Data listing
···

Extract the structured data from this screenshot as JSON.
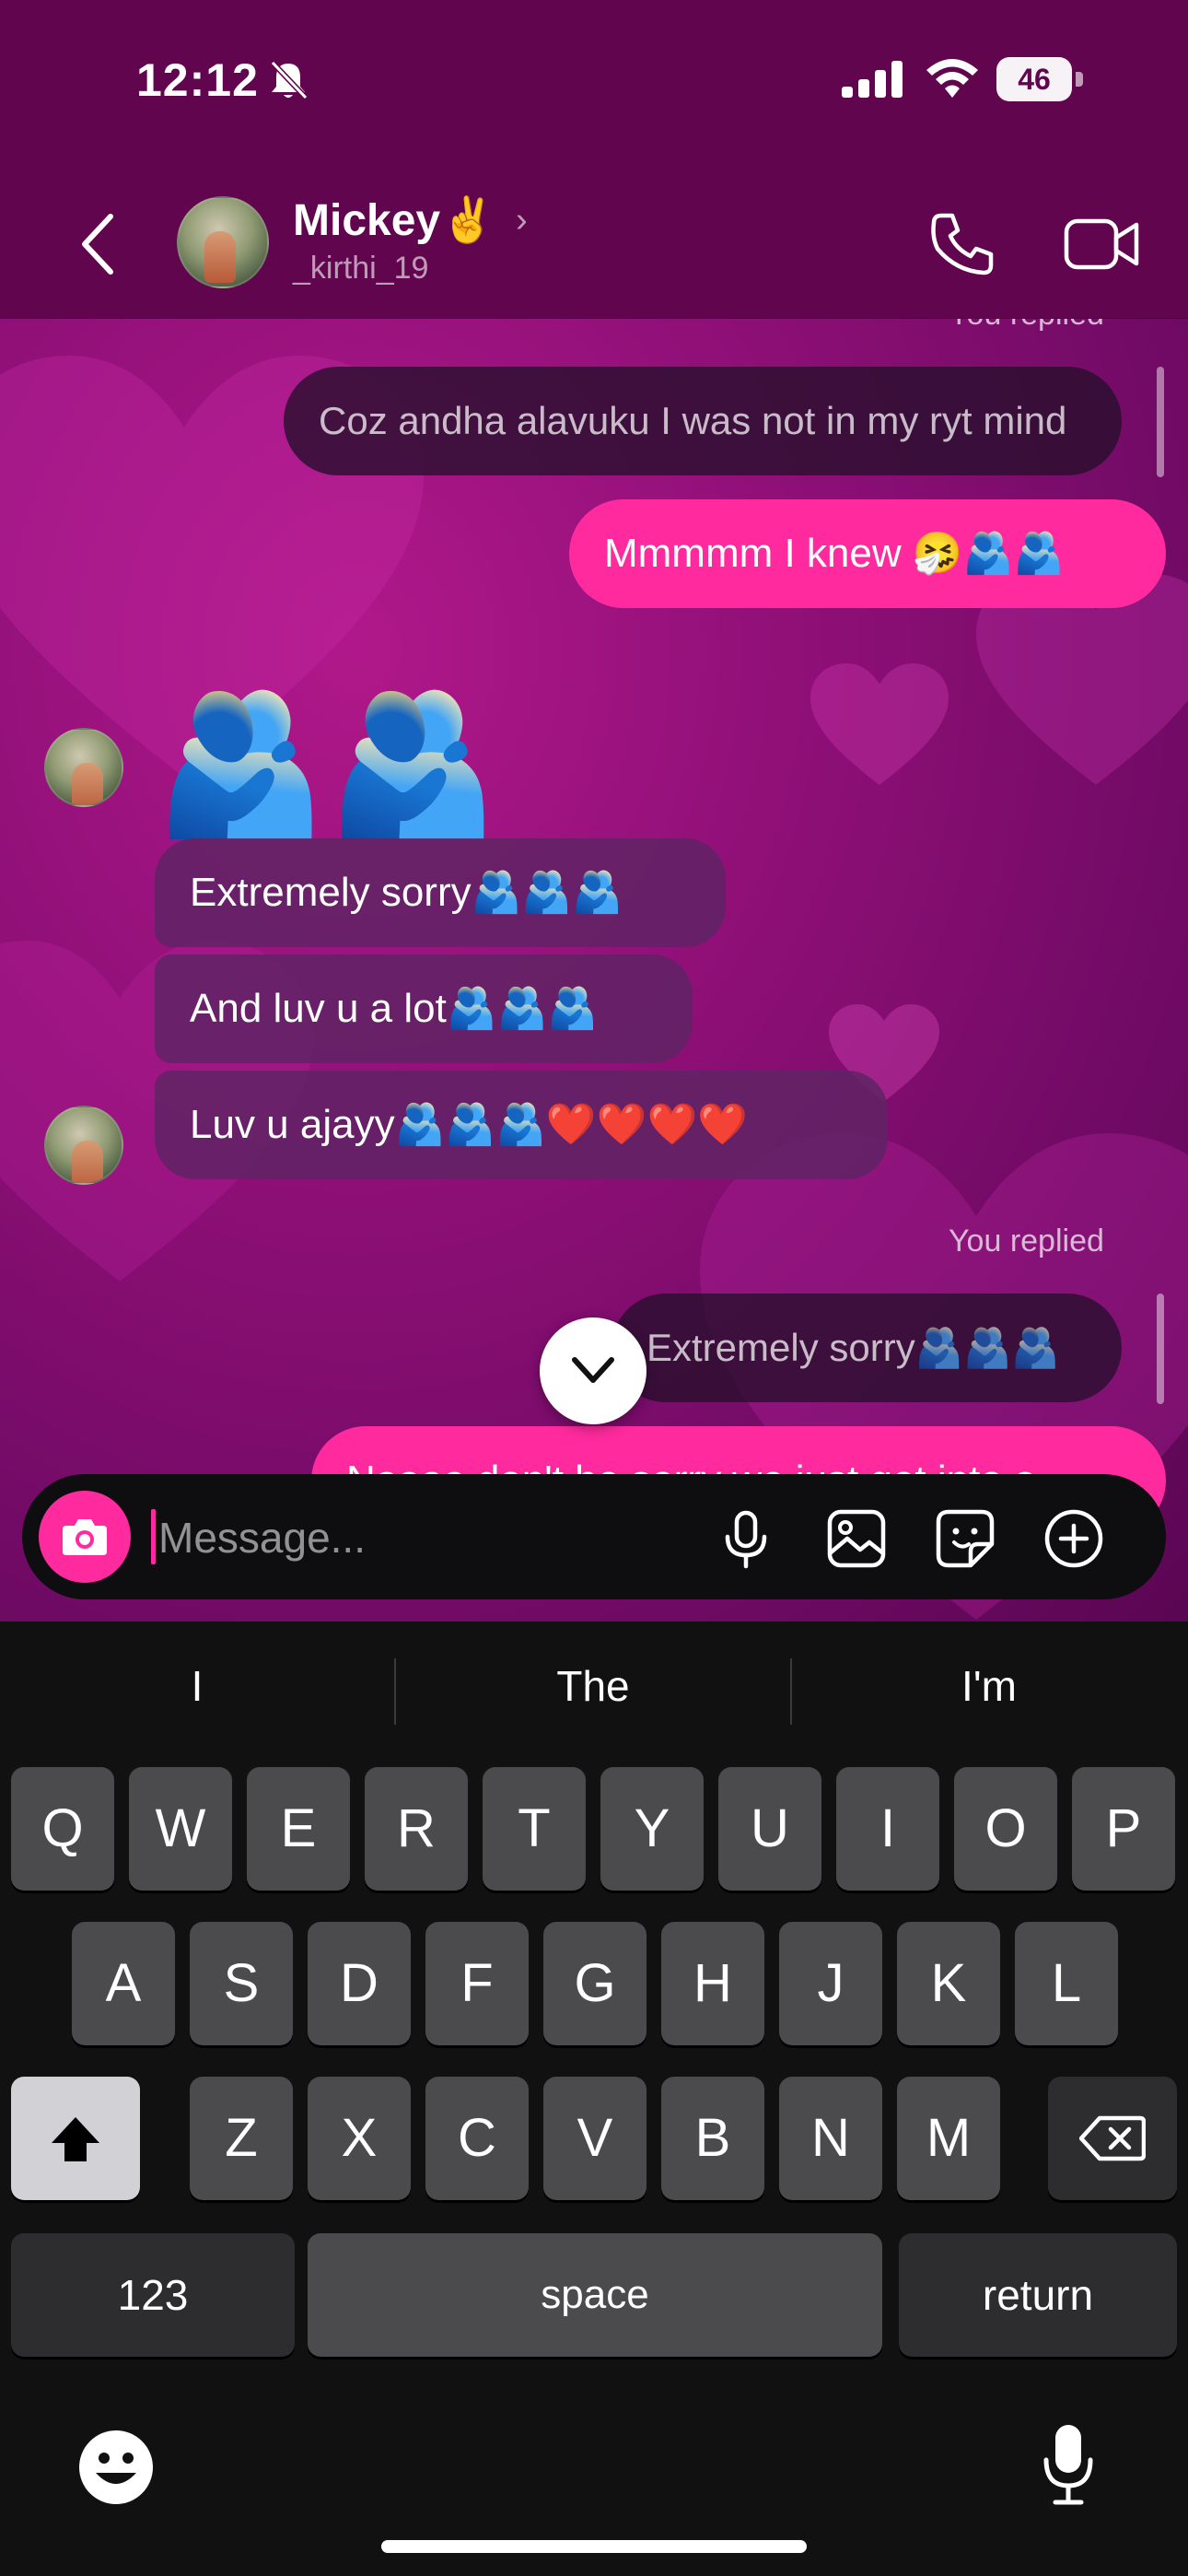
{
  "status_bar": {
    "time": "12:12",
    "battery": "46"
  },
  "header": {
    "contact_name": "Mickey✌️",
    "username": "_kirthi_19"
  },
  "messages": {
    "top_replied_label": "You replied",
    "reply_quote_1": "Coz andha alavuku I was not in my ryt mind",
    "sent_1": "Mmmmm I knew 🤧🫂🫂",
    "received_big_emoji": "🫂🫂",
    "received_1": "Extremely sorry🫂🫂🫂",
    "received_2": "And luv u a lot🫂🫂🫂",
    "received_3": "Luv u ajayy🫂🫂🫂❤️❤️❤️❤️",
    "replied_label": "You replied",
    "reply_quote_2": "Extremely sorry🫂🫂🫂",
    "sent_2_partial": "Naaaa don't be sorry we just got into a"
  },
  "composer": {
    "placeholder": "Message..."
  },
  "keyboard": {
    "suggestions": [
      "I",
      "The",
      "I'm"
    ],
    "row1": [
      "Q",
      "W",
      "E",
      "R",
      "T",
      "Y",
      "U",
      "I",
      "O",
      "P"
    ],
    "row2": [
      "A",
      "S",
      "D",
      "F",
      "G",
      "H",
      "J",
      "K",
      "L"
    ],
    "row3": [
      "Z",
      "X",
      "C",
      "V",
      "B",
      "N",
      "M"
    ],
    "numbers_label": "123",
    "space_label": "space",
    "return_label": "return"
  },
  "colors": {
    "accent": "#ff2a9e",
    "header_bg": "#62054f",
    "chat_bg": "#8d0f76"
  }
}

···

Copy every entry word for word, but omit the pictures.

Extract the structured data from this screenshot as JSON.
{
  "status_bar": {
    "time": "12:12",
    "battery": "46"
  },
  "header": {
    "contact_name": "Mickey✌️",
    "username": "_kirthi_19"
  },
  "messages": {
    "top_replied_label": "You replied",
    "reply_quote_1": "Coz andha alavuku I was not in my ryt mind",
    "sent_1": "Mmmmm I knew 🤧🫂🫂",
    "received_big_emoji": "🫂🫂",
    "received_1": "Extremely sorry🫂🫂🫂",
    "received_2": "And luv u a lot🫂🫂🫂",
    "received_3": "Luv u ajayy🫂🫂🫂❤️❤️❤️❤️",
    "replied_label": "You replied",
    "reply_quote_2": "Extremely sorry🫂🫂🫂",
    "sent_2_partial": "Naaaa don't be sorry we just got into a"
  },
  "composer": {
    "placeholder": "Message..."
  },
  "keyboard": {
    "suggestions": [
      "I",
      "The",
      "I'm"
    ],
    "row1": [
      "Q",
      "W",
      "E",
      "R",
      "T",
      "Y",
      "U",
      "I",
      "O",
      "P"
    ],
    "row2": [
      "A",
      "S",
      "D",
      "F",
      "G",
      "H",
      "J",
      "K",
      "L"
    ],
    "row3": [
      "Z",
      "X",
      "C",
      "V",
      "B",
      "N",
      "M"
    ],
    "numbers_label": "123",
    "space_label": "space",
    "return_label": "return"
  },
  "colors": {
    "accent": "#ff2a9e",
    "header_bg": "#62054f",
    "chat_bg": "#8d0f76"
  }
}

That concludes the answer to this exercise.